Would you pull out every line of the material that contains the string "name"?

Provided records
==========

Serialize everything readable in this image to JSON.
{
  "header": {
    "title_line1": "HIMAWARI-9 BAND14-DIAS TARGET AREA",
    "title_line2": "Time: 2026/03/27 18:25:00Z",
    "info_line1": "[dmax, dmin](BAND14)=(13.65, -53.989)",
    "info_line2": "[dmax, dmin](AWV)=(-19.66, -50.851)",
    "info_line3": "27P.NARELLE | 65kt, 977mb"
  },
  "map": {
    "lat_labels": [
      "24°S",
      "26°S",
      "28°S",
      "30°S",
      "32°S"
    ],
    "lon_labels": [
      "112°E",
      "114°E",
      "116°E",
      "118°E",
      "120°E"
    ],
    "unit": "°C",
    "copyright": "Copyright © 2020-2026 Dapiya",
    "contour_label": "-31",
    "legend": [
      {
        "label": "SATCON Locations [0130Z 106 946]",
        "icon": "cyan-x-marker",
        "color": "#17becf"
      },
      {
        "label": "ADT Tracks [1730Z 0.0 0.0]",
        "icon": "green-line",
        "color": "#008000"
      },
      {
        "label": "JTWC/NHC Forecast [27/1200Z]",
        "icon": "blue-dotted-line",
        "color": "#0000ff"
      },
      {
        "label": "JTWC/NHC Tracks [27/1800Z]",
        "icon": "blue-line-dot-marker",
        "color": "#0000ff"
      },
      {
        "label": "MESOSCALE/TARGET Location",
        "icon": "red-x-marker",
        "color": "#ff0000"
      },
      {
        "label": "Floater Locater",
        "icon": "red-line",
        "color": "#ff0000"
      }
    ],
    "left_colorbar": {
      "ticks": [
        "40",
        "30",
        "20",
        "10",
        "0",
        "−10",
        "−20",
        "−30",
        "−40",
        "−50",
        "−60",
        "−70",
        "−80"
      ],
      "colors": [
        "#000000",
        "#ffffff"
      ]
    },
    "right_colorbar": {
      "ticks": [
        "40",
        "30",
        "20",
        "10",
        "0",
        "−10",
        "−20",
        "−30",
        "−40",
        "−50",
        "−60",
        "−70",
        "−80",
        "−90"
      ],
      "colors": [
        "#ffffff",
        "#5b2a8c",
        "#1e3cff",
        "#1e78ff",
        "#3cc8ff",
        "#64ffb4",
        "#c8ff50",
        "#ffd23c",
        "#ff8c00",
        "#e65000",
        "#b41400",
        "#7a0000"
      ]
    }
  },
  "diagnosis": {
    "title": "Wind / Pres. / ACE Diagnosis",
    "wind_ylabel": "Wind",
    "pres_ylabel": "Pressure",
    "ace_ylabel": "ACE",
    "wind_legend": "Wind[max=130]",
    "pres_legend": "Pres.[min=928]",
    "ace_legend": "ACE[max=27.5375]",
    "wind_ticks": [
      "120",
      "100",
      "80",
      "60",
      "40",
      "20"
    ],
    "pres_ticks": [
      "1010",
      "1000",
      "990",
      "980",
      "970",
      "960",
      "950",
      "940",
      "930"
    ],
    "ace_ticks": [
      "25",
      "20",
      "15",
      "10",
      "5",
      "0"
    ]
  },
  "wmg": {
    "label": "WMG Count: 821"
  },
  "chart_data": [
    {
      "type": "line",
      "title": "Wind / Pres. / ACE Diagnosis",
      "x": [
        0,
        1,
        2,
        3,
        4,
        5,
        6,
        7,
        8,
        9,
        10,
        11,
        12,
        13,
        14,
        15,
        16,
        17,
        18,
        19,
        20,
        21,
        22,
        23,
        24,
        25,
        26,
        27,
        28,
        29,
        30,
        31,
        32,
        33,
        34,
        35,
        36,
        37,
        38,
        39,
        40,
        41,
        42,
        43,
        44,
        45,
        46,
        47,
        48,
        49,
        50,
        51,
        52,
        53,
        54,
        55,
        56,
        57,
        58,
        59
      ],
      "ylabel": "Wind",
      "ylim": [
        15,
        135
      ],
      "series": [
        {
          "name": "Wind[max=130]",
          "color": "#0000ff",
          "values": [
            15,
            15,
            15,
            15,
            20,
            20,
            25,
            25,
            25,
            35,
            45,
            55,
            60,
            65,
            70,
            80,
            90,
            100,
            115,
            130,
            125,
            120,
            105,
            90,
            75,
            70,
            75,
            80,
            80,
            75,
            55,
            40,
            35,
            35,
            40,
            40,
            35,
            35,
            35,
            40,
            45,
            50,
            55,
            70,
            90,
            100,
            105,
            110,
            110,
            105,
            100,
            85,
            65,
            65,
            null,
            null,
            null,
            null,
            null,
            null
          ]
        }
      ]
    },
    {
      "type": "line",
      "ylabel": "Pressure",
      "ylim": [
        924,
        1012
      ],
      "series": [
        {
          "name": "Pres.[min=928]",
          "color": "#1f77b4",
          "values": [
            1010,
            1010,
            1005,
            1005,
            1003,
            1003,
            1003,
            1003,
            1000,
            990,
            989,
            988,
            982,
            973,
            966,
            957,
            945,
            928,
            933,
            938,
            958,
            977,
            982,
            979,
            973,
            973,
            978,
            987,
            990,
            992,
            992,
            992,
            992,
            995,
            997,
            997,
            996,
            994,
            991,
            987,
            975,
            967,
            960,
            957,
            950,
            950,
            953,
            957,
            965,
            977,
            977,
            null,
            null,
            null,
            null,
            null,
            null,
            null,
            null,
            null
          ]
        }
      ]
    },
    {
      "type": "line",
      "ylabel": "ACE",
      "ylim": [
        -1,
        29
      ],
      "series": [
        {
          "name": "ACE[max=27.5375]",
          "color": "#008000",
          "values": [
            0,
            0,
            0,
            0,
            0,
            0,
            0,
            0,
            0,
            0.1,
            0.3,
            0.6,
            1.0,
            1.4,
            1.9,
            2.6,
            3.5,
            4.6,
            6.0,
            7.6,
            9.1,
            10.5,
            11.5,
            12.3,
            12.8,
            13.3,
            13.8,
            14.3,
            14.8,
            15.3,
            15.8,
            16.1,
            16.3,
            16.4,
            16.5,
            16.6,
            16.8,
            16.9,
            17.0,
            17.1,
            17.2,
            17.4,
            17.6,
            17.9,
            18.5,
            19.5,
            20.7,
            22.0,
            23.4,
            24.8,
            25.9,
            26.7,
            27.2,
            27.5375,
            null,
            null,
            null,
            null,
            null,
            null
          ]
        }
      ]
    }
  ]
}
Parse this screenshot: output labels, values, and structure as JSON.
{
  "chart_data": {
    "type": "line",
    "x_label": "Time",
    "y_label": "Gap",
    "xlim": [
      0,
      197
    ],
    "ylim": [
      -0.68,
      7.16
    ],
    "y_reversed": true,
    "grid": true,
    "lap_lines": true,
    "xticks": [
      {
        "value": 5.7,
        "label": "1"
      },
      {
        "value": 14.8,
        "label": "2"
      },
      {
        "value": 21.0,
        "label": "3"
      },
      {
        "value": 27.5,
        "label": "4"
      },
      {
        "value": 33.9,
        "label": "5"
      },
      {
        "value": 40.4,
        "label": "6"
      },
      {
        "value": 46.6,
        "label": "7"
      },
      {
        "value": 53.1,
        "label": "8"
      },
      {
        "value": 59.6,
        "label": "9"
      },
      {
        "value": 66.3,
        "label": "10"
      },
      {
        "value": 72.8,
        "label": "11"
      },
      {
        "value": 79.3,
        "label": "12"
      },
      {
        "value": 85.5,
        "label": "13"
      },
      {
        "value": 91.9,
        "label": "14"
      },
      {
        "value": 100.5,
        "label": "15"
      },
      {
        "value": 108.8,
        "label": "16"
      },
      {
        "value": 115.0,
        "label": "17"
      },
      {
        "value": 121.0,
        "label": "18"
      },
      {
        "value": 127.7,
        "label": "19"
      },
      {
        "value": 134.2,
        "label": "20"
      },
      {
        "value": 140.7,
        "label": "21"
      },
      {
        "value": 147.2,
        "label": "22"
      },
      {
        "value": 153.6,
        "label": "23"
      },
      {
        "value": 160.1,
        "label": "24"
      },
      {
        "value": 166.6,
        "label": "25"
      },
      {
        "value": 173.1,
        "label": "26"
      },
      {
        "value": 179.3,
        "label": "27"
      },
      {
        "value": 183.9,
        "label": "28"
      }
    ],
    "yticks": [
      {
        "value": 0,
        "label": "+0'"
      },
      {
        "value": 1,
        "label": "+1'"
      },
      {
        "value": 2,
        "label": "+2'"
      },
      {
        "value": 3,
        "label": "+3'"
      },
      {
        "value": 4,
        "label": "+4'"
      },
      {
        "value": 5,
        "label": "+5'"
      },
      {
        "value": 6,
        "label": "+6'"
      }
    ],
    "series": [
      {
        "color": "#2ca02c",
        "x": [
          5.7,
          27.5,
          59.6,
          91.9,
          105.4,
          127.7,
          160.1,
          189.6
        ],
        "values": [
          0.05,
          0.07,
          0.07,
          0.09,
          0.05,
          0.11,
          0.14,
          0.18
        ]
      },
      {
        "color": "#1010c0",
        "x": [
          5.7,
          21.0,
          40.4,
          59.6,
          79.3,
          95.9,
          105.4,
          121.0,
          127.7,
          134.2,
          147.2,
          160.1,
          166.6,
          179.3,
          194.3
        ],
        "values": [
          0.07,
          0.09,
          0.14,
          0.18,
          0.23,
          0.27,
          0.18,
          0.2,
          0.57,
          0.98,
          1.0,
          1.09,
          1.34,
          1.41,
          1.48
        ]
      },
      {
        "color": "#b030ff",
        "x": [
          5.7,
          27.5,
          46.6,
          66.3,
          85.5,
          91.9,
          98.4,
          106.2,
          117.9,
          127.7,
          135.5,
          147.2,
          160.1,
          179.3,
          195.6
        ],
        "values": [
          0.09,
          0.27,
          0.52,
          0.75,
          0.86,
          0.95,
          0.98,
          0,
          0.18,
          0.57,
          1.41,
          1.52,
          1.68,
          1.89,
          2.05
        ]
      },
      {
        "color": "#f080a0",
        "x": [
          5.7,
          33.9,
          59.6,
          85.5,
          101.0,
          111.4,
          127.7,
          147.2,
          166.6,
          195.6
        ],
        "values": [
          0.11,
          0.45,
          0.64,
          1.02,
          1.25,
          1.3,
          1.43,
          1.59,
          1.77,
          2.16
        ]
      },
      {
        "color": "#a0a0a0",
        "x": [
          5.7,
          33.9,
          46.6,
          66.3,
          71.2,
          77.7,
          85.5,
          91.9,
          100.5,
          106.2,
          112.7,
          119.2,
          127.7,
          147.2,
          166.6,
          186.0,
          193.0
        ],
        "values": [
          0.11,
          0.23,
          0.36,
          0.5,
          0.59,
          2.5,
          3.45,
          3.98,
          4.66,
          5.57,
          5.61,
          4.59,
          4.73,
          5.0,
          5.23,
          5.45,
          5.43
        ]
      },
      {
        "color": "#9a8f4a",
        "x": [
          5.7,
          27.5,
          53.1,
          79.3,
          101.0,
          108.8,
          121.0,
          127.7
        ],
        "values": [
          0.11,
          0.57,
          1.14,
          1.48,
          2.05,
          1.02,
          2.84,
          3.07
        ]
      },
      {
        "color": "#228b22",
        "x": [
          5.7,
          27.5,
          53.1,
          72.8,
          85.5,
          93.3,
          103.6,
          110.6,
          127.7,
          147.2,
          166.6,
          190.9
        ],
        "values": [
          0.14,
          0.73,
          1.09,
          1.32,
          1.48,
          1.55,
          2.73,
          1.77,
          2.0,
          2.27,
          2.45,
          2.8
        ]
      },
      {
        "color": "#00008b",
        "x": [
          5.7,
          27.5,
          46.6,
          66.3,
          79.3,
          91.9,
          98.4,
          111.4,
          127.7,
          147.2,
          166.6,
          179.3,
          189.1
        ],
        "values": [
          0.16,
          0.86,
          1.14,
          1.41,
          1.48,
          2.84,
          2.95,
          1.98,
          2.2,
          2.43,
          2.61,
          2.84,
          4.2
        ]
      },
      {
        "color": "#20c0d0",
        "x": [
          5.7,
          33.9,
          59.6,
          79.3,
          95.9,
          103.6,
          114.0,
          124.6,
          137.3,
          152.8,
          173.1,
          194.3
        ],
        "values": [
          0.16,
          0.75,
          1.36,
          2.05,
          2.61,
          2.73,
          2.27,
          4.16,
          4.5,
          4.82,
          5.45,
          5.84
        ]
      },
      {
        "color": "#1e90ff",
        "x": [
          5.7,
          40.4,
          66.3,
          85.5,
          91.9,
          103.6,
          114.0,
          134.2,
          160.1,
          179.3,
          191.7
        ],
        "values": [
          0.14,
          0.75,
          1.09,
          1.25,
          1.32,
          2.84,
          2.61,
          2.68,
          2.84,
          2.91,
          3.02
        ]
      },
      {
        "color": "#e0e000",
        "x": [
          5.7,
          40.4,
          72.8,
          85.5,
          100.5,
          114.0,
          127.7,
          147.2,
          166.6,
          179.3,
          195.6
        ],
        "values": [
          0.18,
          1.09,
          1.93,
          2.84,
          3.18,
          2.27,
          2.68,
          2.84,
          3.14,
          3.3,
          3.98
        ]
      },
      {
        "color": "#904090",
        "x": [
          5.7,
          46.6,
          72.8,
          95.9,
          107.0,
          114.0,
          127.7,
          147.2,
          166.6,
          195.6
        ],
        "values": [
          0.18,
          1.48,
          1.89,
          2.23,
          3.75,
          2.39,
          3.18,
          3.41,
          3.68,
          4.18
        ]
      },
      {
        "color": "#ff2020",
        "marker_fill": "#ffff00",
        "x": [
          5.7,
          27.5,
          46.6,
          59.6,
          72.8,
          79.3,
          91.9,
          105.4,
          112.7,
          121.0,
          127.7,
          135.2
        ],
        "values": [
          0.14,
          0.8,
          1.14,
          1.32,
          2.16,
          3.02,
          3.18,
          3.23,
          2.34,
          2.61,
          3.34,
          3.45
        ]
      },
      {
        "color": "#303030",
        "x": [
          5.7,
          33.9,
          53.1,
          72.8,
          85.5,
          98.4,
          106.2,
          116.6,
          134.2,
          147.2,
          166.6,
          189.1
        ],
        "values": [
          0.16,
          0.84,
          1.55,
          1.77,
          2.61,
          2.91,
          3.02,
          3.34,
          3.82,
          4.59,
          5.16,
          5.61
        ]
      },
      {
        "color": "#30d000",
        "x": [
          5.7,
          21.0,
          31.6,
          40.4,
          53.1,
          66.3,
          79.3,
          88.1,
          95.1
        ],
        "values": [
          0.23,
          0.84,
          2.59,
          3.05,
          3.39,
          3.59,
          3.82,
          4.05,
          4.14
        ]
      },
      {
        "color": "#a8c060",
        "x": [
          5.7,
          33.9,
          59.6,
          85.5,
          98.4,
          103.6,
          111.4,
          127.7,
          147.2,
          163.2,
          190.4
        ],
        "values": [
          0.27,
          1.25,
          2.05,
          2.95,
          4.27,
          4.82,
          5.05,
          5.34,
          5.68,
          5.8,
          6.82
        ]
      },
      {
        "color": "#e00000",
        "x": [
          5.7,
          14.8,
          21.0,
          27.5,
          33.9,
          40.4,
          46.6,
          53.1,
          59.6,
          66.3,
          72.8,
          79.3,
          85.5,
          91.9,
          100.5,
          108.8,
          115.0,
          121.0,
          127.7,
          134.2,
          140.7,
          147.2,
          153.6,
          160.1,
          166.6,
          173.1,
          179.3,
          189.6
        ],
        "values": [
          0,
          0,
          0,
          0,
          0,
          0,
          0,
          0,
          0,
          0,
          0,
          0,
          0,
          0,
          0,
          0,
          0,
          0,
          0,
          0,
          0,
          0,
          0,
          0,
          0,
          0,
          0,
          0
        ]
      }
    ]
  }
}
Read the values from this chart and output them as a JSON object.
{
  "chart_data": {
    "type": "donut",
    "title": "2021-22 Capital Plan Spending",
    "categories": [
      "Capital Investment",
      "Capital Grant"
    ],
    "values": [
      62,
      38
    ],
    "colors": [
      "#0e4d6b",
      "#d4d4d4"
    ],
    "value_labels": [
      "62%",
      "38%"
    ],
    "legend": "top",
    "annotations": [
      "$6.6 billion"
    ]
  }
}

==========

Result below
          "name": "Wind[max=130]",
          "name": "Pres.[min=928]",
          "name": "ACE[max=27.5375]",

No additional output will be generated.